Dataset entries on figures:
__________________________________________________

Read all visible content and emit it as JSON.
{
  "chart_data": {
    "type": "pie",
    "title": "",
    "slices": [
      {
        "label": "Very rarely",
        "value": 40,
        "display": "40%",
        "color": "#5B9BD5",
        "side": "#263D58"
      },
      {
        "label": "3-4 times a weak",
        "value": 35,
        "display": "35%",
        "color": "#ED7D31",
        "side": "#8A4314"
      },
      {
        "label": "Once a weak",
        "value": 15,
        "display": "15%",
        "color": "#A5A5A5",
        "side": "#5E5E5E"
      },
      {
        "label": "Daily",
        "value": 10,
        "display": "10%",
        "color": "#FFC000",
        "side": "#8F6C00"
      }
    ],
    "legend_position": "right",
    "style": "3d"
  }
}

__________________________________________________

— PROBLEM STATEMENT —
Nothing should be changed: write out all of the data as is.

— OUTPUT OF THE TASK —
Read all visible content and emit it as JSON.
{
  "chart_data": {
    "type": "pie",
    "title": "",
    "slices": [
      {
        "label": "Very rarely",
        "value": 40,
        "display": "40%",
        "color": "#5B9BD5",
        "side": "#263D58"
      },
      {
        "label": "3-4 times a weak",
        "value": 35,
        "display": "35%",
        "color": "#ED7D31",
        "side": "#8A4314"
      },
      {
        "label": "Once a weak",
        "value": 15,
        "display": "15%",
        "color": "#A5A5A5",
        "side": "#5E5E5E"
      },
      {
        "label": "Daily",
        "value": 10,
        "display": "10%",
        "color": "#FFC000",
        "side": "#8F6C00"
      }
    ],
    "legend_position": "right",
    "style": "3d"
  }
}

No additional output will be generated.